▶ **Task goal**: Every line with the string "document" should be gathered.

▶ **Data extracted from a collection**:
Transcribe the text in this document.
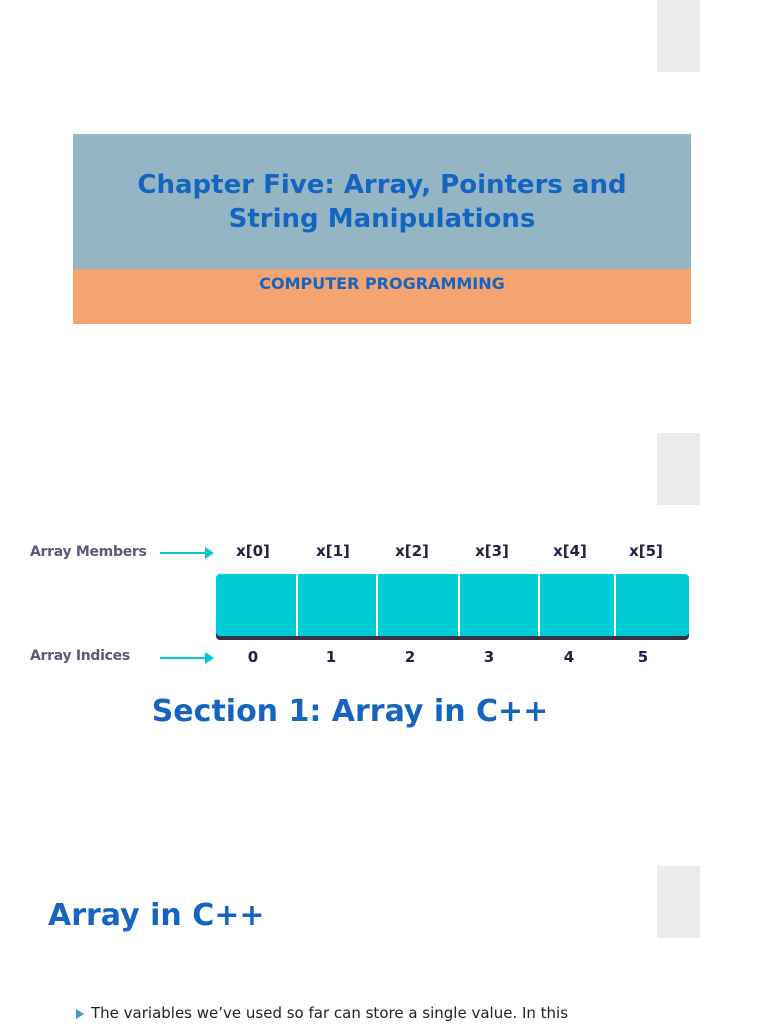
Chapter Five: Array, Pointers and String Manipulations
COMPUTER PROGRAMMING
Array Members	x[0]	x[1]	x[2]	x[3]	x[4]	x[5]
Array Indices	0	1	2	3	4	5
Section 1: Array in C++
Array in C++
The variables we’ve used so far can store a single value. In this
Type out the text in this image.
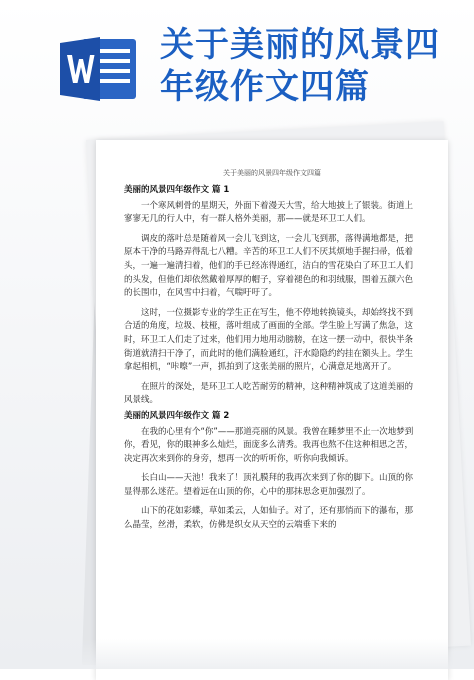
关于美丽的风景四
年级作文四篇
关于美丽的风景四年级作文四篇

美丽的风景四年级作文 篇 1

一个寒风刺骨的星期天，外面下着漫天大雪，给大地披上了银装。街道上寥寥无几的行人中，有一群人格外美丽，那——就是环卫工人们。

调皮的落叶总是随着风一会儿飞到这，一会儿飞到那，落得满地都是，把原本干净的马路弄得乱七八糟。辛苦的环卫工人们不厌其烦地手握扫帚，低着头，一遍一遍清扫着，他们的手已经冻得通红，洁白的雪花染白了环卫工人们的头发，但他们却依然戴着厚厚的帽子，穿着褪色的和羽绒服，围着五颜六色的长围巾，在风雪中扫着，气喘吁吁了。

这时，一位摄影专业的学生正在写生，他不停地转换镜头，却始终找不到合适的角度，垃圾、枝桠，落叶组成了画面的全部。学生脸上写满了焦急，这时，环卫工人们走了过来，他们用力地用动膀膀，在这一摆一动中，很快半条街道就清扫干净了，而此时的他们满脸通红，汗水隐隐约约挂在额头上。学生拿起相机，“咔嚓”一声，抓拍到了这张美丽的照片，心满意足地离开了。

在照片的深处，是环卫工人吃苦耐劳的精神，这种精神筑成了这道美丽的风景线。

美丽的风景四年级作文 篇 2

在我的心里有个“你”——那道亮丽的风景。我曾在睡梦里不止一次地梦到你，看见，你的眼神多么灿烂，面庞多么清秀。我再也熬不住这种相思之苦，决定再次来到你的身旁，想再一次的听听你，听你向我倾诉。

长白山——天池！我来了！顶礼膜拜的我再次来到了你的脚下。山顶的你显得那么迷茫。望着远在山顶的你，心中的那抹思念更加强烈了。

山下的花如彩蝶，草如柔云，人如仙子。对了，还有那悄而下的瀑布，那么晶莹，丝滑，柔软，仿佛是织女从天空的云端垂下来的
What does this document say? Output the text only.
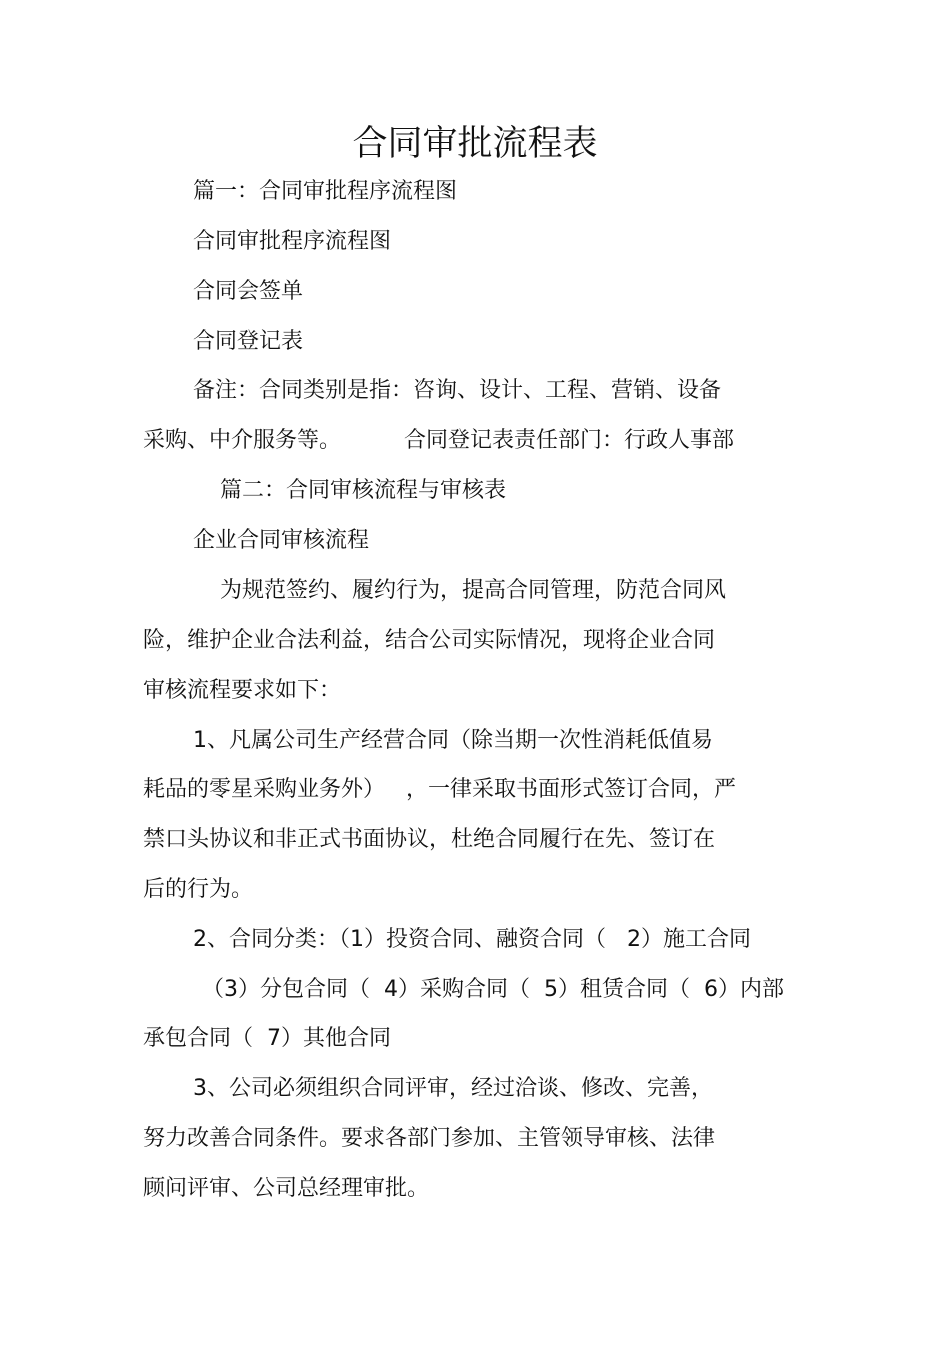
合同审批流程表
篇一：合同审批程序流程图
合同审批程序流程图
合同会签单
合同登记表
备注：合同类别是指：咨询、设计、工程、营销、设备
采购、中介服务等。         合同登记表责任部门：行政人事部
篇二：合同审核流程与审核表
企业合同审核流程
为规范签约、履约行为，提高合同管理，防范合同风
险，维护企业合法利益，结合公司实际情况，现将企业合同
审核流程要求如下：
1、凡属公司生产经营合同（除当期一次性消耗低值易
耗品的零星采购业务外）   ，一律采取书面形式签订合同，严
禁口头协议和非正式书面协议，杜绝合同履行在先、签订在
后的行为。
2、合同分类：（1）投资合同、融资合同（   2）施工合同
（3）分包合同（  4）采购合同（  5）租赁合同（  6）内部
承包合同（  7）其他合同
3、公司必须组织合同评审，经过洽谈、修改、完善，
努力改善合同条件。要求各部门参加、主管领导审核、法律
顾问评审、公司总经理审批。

▶ **Answer for this exercise**:
Transcribe the text in this document.
What does this document say? Output the text only.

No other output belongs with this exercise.